Stored rows
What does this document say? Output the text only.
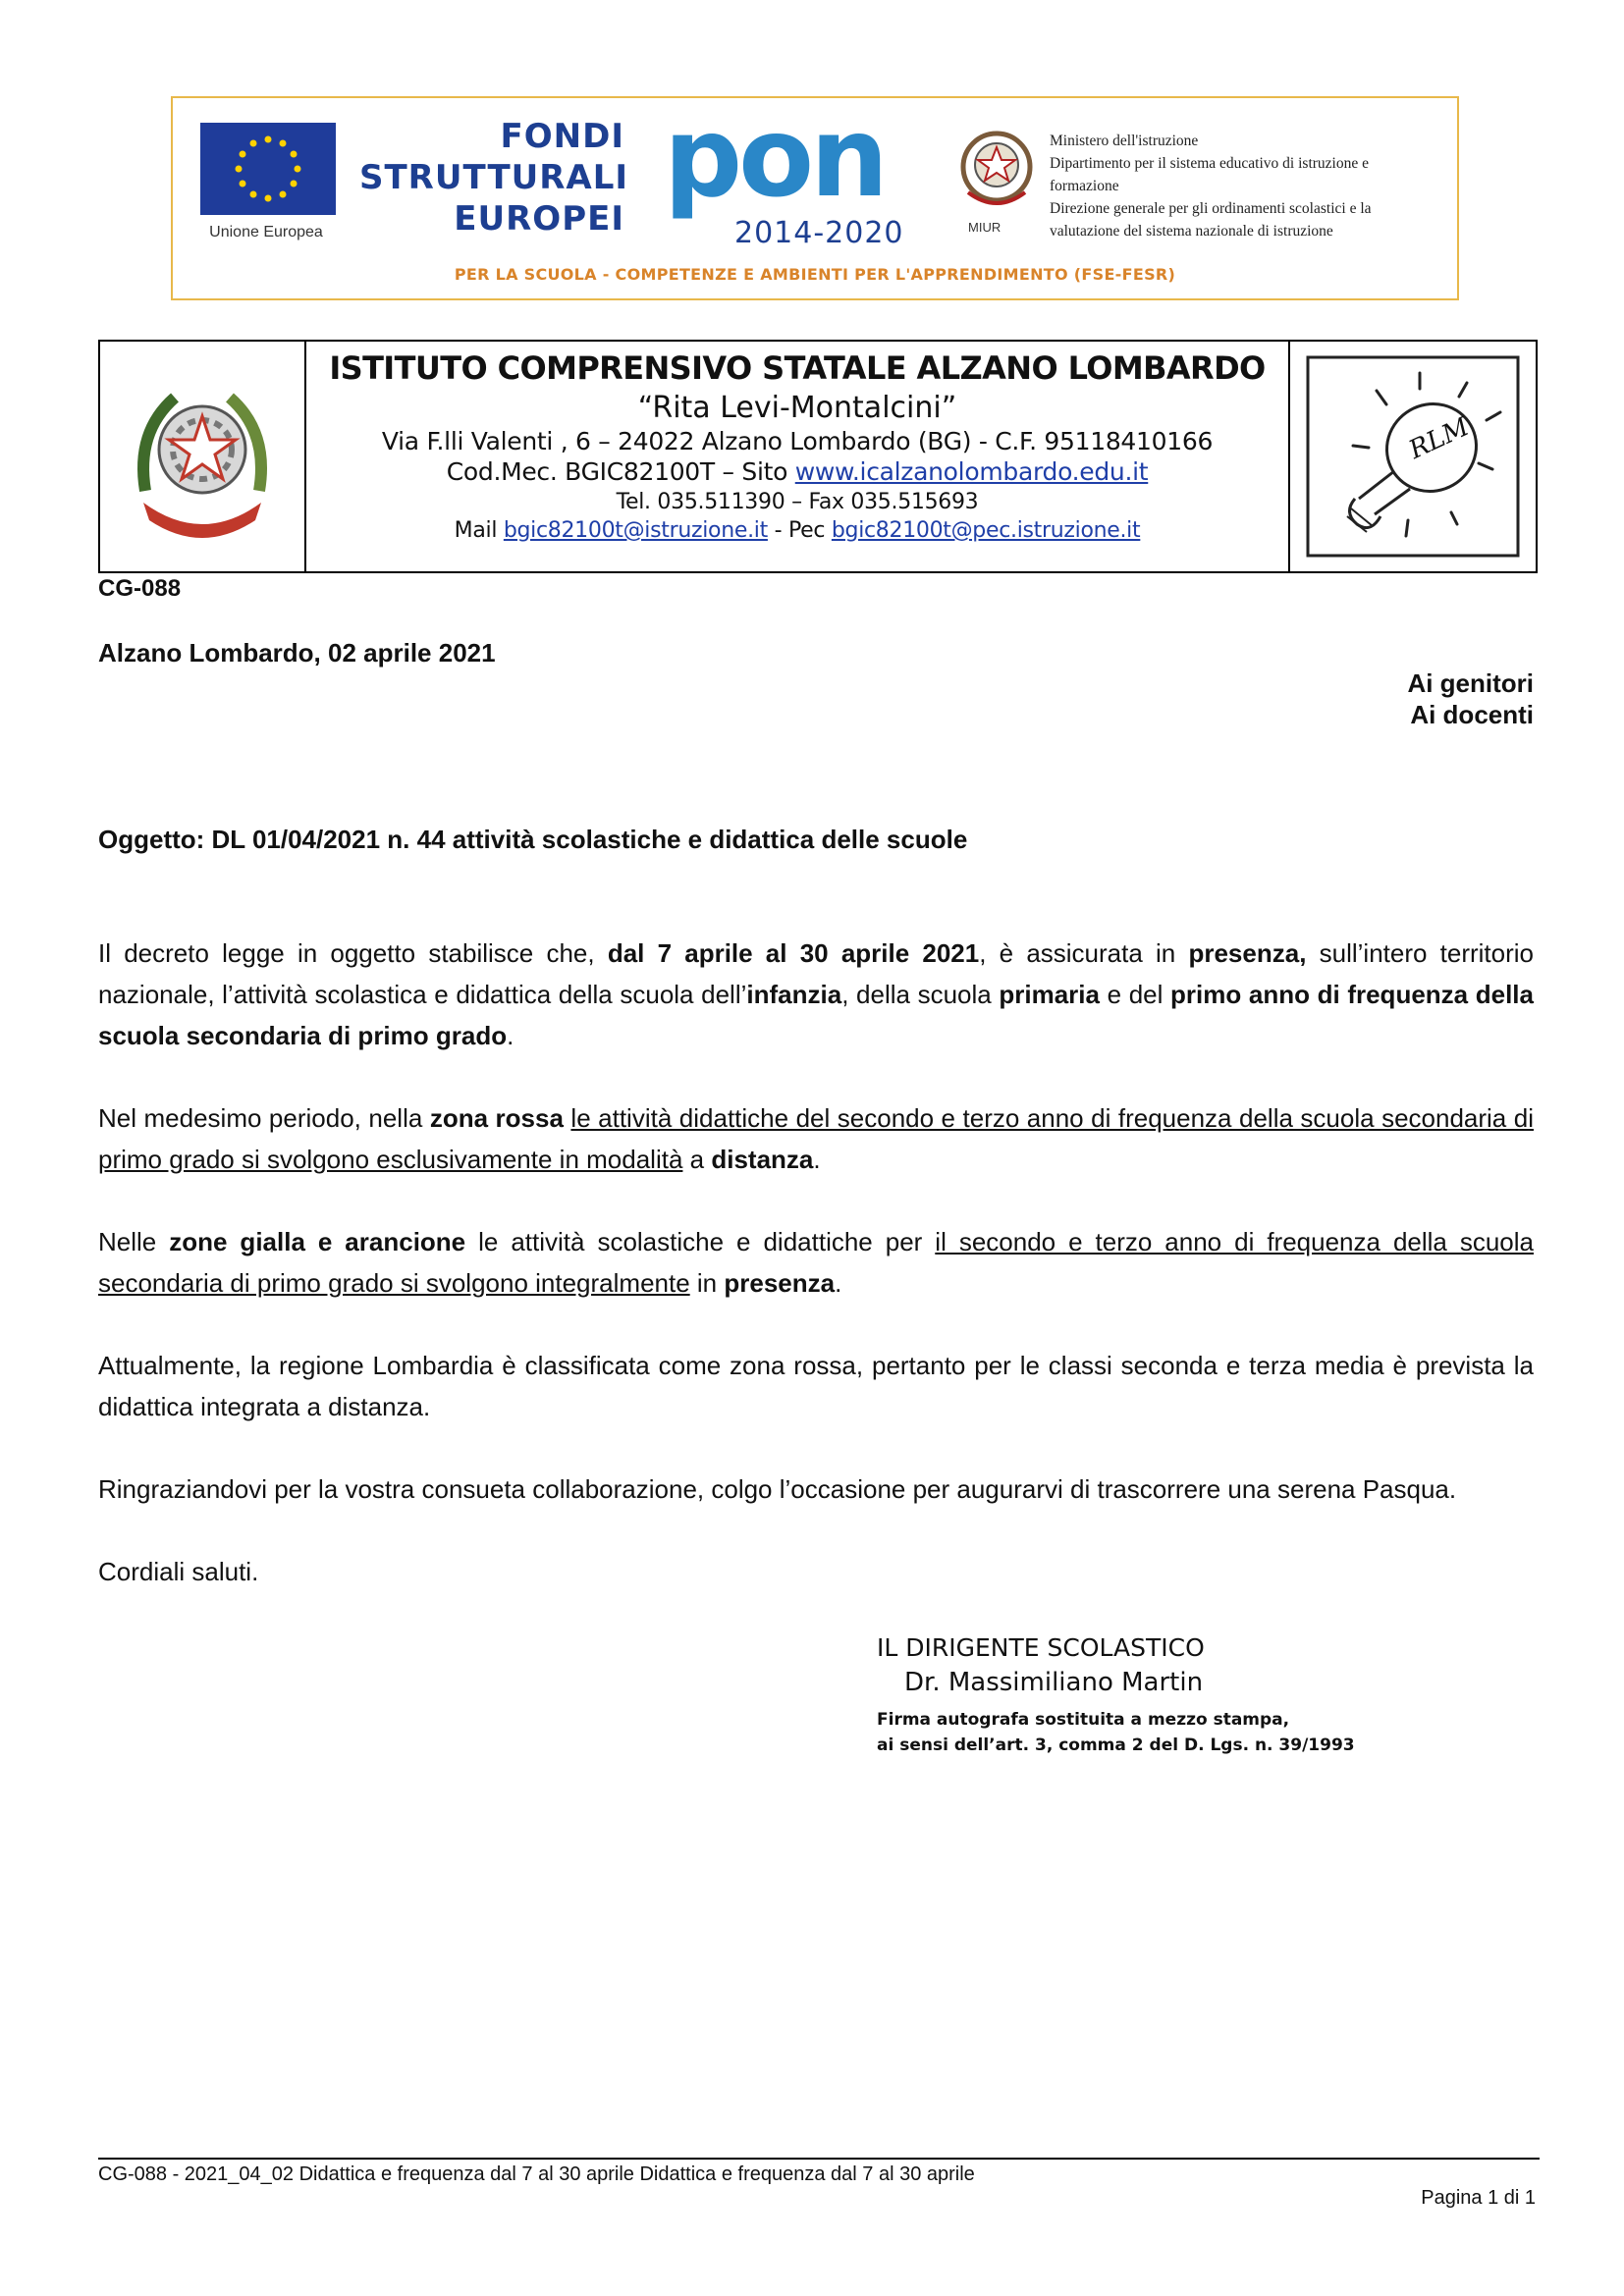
Unione Europea
FONDI
STRUTTURALI
EUROPEI pon
2014-2020	MIUR
Ministero dell'istruzione
Dipartimento per il sistema educativo di istruzione e
formazione
Direzione generale per gli ordinamenti scolastici e la
valutazione del sistema nazionale di istruzione
PER LA SCUOLA - COMPETENZE E AMBIENTI PER L'APPRENDIMENTO (FSE-FESR)
ISTITUTO COMPRENSIVO STATALE ALZANO LOMBARDO
“Rita Levi-Montalcini”
Via F.lli Valenti , 6 – 24022 Alzano Lombardo (BG) - C.F. 95118410166
Cod.Mec. BGIC82100T – Sito www.icalzanolombardo.edu.it
Tel. 035.511390 – Fax 035.515693
Mail bgic82100t@istruzione.it - Pec bgic82100t@pec.istruzione.it
RLM
CG-088
Alzano Lombardo, 02 aprile 2021
Ai genitori
Ai docenti
Oggetto: DL 01/04/2021 n. 44 attività scolastiche e didattica delle scuole
Il decreto legge in oggetto stabilisce che, dal 7 aprile al 30 aprile 2021, è assicurata in presenza, sull’intero territorio nazionale, l’attività scolastica e didattica della scuola dell’infanzia, della scuola primaria e del primo anno di frequenza della scuola secondaria di primo grado.
Nel medesimo periodo, nella zona rossa le attività didattiche del secondo e terzo anno di frequenza della scuola secondaria di primo grado si svolgono esclusivamente in modalità a distanza.
Nelle zone gialla e arancione le attività scolastiche e didattiche per il secondo e terzo anno di frequenza della scuola secondaria di primo grado si svolgono integralmente in presenza.
Attualmente, la regione Lombardia è classificata come zona rossa, pertanto per le classi seconda e terza media è prevista la didattica integrata a distanza.
Ringraziandovi per la vostra consueta collaborazione, colgo l’occasione per augurarvi di trascorrere una serena Pasqua.
Cordiali saluti.
IL DIRIGENTE SCOLASTICO
Dr. Massimiliano Martin
Firma autografa sostituita a mezzo stampa,
ai sensi dell’art. 3, comma 2 del D. Lgs. n. 39/1993
CG-088 - 2021_04_02 Didattica e frequenza dal 7 al 30 aprile Didattica e frequenza dal 7 al 30 aprile
Pagina 1 di 1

Aim
Return every line above that contains the word "attività".

Output of the task
Oggetto: DL 01/04/2021 n. 44 attività scolastiche e didattica delle scuole
Il decreto legge in oggetto stabilisce che, dal 7 aprile al 30 aprile 2021, è assicurata in presenza, sull’intero territorio nazionale, l’attività scolastica e didattica della scuola dell’infanzia, della scuola primaria e del primo anno di frequenza della scuola secondaria di primo grado.
Nel medesimo periodo, nella zona rossa le attività didattiche del secondo e terzo anno di frequenza della scuola secondaria di primo grado si svolgono esclusivamente in modalità a distanza.
Nelle zone gialla e arancione le attività scolastiche e didattiche per il secondo e terzo anno di frequenza della scuola secondaria di primo grado si svolgono integralmente in presenza.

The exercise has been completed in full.